AIM:
Transcribe all the records with complete accuracy.

[Collected data]
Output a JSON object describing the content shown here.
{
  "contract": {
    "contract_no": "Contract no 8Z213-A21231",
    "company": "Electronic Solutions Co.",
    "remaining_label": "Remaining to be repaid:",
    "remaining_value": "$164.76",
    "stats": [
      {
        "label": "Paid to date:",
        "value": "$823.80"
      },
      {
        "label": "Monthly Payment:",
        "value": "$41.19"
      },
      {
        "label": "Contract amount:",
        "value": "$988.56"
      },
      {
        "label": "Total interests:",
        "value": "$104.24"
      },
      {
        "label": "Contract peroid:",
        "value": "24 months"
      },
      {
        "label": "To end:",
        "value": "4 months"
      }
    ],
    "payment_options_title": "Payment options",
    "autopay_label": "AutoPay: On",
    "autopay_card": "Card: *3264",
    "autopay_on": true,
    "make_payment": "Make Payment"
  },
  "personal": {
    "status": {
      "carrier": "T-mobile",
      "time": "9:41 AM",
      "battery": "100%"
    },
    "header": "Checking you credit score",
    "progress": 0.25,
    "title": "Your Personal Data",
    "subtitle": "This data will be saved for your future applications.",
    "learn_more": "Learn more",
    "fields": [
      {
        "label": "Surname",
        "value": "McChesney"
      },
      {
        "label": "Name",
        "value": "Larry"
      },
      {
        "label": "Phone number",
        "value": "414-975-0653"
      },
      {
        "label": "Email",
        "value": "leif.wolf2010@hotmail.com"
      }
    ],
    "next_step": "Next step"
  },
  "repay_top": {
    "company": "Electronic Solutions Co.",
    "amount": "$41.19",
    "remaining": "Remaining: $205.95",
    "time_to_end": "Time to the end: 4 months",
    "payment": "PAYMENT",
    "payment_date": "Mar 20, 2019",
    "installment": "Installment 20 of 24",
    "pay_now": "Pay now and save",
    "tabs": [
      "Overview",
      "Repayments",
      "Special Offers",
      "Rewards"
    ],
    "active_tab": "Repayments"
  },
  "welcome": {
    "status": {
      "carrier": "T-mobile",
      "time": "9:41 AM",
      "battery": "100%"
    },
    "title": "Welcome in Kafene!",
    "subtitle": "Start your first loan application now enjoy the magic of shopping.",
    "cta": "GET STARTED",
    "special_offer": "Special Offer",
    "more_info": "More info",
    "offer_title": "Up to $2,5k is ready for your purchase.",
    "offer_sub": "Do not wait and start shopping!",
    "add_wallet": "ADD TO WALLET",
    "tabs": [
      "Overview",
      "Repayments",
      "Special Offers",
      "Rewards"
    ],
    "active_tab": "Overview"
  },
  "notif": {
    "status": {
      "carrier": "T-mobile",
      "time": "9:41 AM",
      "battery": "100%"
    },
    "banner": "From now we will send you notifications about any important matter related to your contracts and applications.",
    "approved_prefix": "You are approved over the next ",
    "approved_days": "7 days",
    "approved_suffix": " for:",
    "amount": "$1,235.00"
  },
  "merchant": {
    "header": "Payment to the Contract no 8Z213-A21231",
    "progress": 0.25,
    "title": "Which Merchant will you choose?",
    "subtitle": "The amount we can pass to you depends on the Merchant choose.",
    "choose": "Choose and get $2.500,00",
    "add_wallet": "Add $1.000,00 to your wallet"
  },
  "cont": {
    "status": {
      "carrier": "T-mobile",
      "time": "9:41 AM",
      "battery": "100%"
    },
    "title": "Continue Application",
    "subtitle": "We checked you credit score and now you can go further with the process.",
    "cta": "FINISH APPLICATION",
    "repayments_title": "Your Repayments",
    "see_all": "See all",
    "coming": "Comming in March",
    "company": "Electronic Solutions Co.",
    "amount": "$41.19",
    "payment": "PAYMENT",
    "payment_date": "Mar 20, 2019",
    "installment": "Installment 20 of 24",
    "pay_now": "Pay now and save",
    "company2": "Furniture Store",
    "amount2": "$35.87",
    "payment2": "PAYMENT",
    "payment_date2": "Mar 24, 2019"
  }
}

RESULT BELOW:
Output a JSON object describing the content shown here.
{
  "contract": {
    "contract_no": "Contract no 8Z213-A21231",
    "company": "Electronic Solutions Co.",
    "remaining_label": "Remaining to be repaid:",
    "remaining_value": "$164.76",
    "stats": [
      {
        "label": "Paid to date:",
        "value": "$823.80"
      },
      {
        "label": "Monthly Payment:",
        "value": "$41.19"
      },
      {
        "label": "Contract amount:",
        "value": "$988.56"
      },
      {
        "label": "Total interests:",
        "value": "$104.24"
      },
      {
        "label": "Contract peroid:",
        "value": "24 months"
      },
      {
        "label": "To end:",
        "value": "4 months"
      }
    ],
    "payment_options_title": "Payment options",
    "autopay_label": "AutoPay: On",
    "autopay_card": "Card: *3264",
    "autopay_on": true,
    "make_payment": "Make Payment"
  },
  "personal": {
    "status": {
      "carrier": "T-mobile",
      "time": "9:41 AM",
      "battery": "100%"
    },
    "header": "Checking you credit score",
    "progress": 0.25,
    "title": "Your Personal Data",
    "subtitle": "This data will be saved for your future applications.",
    "learn_more": "Learn more",
    "fields": [
      {
        "label": "Surname",
        "value": "McChesney"
      },
      {
        "label": "Name",
        "value": "Larry"
      },
      {
        "label": "Phone number",
        "value": "414-975-0653"
      },
      {
        "label": "Email",
        "value": "leif.wolf2010@hotmail.com"
      }
    ],
    "next_step": "Next step"
  },
  "repay_top": {
    "company": "Electronic Solutions Co.",
    "amount": "$41.19",
    "remaining": "Remaining: $205.95",
    "time_to_end": "Time to the end: 4 months",
    "payment": "PAYMENT",
    "payment_date": "Mar 20, 2019",
    "installment": "Installment 20 of 24",
    "pay_now": "Pay now and save",
    "tabs": [
      "Overview",
      "Repayments",
      "Special Offers",
      "Rewards"
    ],
    "active_tab": "Repayments"
  },
  "welcome": {
    "status": {
      "carrier": "T-mobile",
      "time": "9:41 AM",
      "battery": "100%"
    },
    "title": "Welcome in Kafene!",
    "subtitle": "Start your first loan application now enjoy the magic of shopping.",
    "cta": "GET STARTED",
    "special_offer": "Special Offer",
    "more_info": "More info",
    "offer_title": "Up to $2,5k is ready for your purchase.",
    "offer_sub": "Do not wait and start shopping!",
    "add_wallet": "ADD TO WALLET",
    "tabs": [
      "Overview",
      "Repayments",
      "Special Offers",
      "Rewards"
    ],
    "active_tab": "Overview"
  },
  "notif": {
    "status": {
      "carrier": "T-mobile",
      "time": "9:41 AM",
      "battery": "100%"
    },
    "banner": "From now we will send you notifications about any important matter related to your contracts and applications.",
    "approved_prefix": "You are approved over the next ",
    "approved_days": "7 days",
    "approved_suffix": " for:",
    "amount": "$1,235.00"
  },
  "merchant": {
    "header": "Payment to the Contract no 8Z213-A21231",
    "progress": 0.25,
    "title": "Which Merchant will you choose?",
    "subtitle": "The amount we can pass to you depends on the Merchant choose.",
    "choose": "Choose and get $2.500,00",
    "add_wallet": "Add $1.000,00 to your wallet"
  },
  "cont": {
    "status": {
      "carrier": "T-mobile",
      "time": "9:41 AM",
      "battery": "100%"
    },
    "title": "Continue Application",
    "subtitle": "We checked you credit score and now you can go further with the process.",
    "cta": "FINISH APPLICATION",
    "repayments_title": "Your Repayments",
    "see_all": "See all",
    "coming": "Comming in March",
    "company": "Electronic Solutions Co.",
    "amount": "$41.19",
    "payment": "PAYMENT",
    "payment_date": "Mar 20, 2019",
    "installment": "Installment 20 of 24",
    "pay_now": "Pay now and save",
    "company2": "Furniture Store",
    "amount2": "$35.87",
    "payment2": "PAYMENT",
    "payment_date2": "Mar 24, 2019"
  }
}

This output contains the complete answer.